→ YOUR INSTRUCTIONS
Could you pull out, word for word, the rows from the one containing "where is each" through the one containing "Localize all elements.", both included, and leave the pictures out of your answer?
--------------------------------------------------
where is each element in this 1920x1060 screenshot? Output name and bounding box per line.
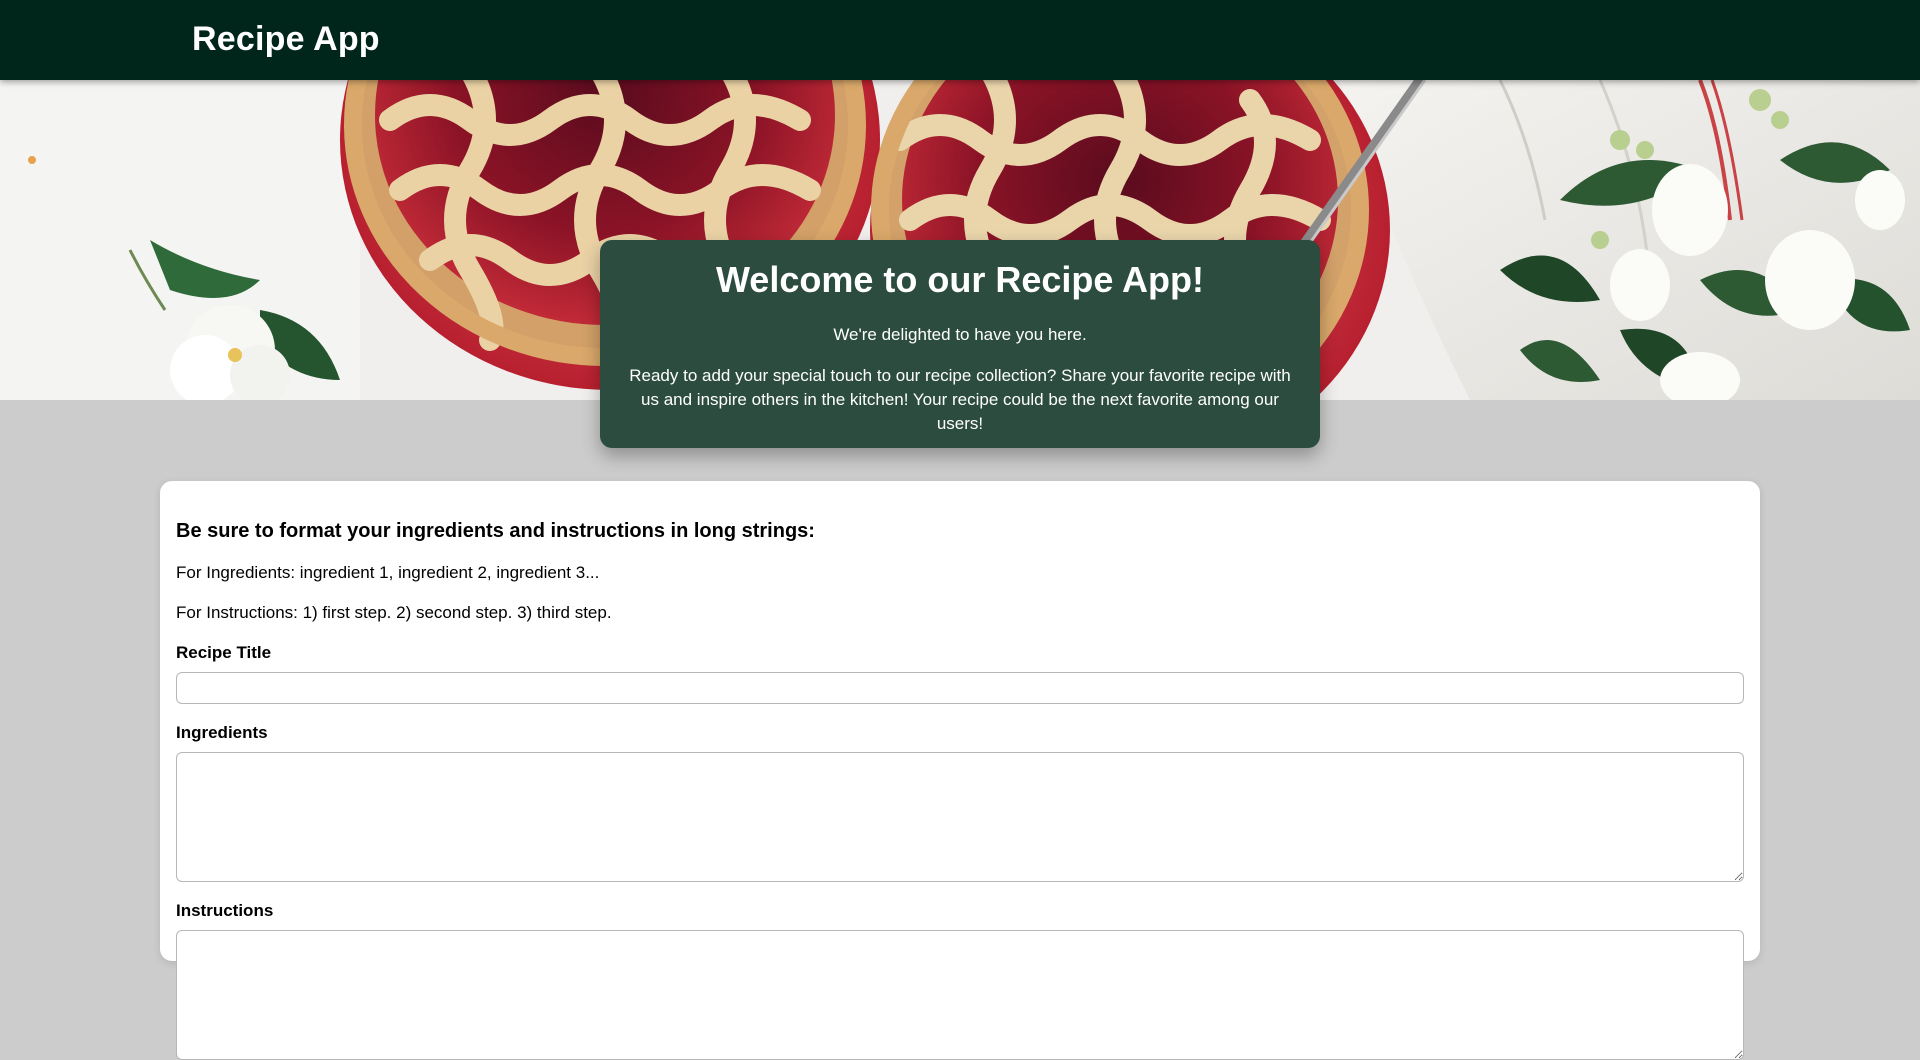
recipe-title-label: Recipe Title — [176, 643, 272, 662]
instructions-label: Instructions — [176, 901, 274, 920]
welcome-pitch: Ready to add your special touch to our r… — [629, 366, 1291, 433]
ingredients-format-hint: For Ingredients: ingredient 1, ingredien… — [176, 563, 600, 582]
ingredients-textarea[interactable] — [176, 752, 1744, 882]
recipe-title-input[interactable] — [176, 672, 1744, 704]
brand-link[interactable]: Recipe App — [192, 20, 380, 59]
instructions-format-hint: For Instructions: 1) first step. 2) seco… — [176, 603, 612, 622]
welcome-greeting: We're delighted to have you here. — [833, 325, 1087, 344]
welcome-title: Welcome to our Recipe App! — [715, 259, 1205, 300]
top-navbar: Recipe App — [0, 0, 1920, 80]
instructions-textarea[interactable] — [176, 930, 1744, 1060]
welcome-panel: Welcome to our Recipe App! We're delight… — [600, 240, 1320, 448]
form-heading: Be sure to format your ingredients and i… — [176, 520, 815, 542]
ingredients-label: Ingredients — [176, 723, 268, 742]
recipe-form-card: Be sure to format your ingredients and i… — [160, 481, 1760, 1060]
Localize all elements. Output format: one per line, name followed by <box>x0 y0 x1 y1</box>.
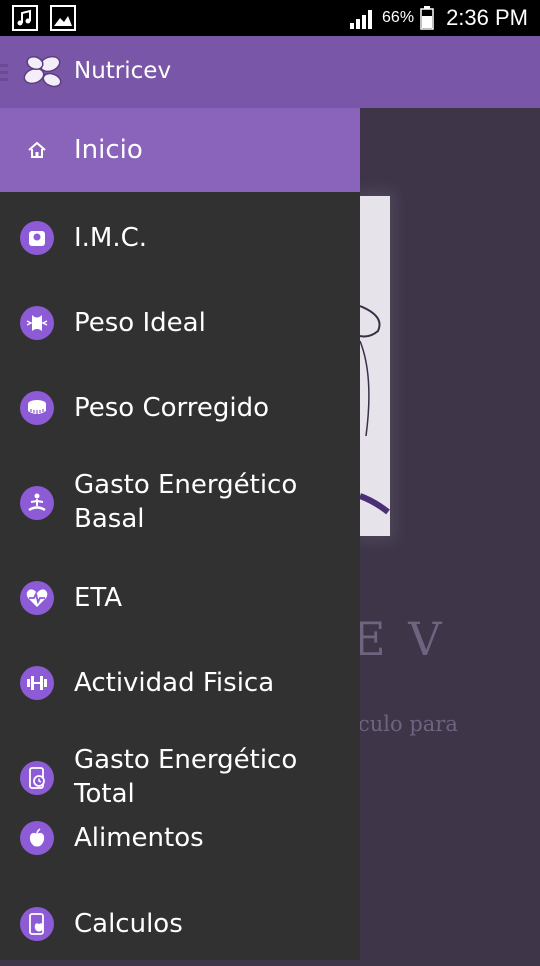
--------------------------------------------------
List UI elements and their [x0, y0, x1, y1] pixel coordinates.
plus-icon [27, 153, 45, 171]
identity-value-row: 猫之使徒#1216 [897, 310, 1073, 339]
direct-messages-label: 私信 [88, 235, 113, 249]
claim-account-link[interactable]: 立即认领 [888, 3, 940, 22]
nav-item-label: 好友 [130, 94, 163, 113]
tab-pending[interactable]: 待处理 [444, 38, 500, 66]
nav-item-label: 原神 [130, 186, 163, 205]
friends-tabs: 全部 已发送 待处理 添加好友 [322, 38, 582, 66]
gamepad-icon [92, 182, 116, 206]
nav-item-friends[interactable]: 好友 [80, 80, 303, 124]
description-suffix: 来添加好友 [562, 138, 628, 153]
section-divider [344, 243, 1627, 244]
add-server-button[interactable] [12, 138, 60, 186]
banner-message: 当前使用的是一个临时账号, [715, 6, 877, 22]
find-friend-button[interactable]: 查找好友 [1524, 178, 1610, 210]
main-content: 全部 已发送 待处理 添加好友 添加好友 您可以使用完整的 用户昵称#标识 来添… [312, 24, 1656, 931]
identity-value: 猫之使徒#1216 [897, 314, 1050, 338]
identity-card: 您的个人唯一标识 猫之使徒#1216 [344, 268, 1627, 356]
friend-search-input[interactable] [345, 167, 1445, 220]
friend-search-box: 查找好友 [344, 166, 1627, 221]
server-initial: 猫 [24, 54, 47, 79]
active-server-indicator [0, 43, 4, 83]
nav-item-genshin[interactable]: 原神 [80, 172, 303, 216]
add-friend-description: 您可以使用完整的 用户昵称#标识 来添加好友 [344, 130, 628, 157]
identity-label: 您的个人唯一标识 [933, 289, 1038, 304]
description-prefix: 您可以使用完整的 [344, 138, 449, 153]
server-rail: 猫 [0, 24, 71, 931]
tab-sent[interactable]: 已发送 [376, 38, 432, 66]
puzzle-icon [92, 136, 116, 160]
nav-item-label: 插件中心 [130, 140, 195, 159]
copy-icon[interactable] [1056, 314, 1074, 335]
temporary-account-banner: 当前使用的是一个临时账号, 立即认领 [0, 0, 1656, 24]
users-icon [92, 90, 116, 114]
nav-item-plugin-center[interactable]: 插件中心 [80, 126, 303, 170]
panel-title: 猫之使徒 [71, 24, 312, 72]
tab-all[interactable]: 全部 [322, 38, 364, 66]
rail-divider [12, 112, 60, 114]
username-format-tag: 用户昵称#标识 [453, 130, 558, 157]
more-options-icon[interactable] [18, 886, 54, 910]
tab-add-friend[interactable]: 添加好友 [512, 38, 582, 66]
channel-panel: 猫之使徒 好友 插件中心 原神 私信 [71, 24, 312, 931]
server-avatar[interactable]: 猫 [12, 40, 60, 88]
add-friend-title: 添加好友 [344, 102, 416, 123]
--------------------------------------------------
→ EXERCISE RESULT
where is each element in this 1920x1060 screenshot? Output name and bounding box per line.
recipe-title-label: Recipe Title — [176, 643, 272, 662]
instructions-label: Instructions — [176, 901, 274, 920]
welcome-pitch: Ready to add your special touch to our r… — [629, 366, 1291, 433]
ingredients-format-hint: For Ingredients: ingredient 1, ingredien… — [176, 563, 600, 582]
ingredients-textarea[interactable] — [176, 752, 1744, 882]
recipe-title-input[interactable] — [176, 672, 1744, 704]
brand-link[interactable]: Recipe App — [192, 20, 380, 59]
instructions-format-hint: For Instructions: 1) first step. 2) seco… — [176, 603, 612, 622]
welcome-greeting: We're delighted to have you here. — [833, 325, 1087, 344]
welcome-title: Welcome to our Recipe App! — [715, 259, 1205, 300]
top-navbar: Recipe App — [0, 0, 1920, 80]
instructions-textarea[interactable] — [176, 930, 1744, 1060]
welcome-panel: Welcome to our Recipe App! We're delight… — [600, 240, 1320, 448]
form-heading: Be sure to format your ingredients and i… — [176, 520, 815, 542]
ingredients-label: Ingredients — [176, 723, 268, 742]
recipe-form-card: Be sure to format your ingredients and i… — [160, 481, 1760, 1060]
Localize all elements. Output format: one per line, name followed by <box>x0 y0 x1 y1</box>.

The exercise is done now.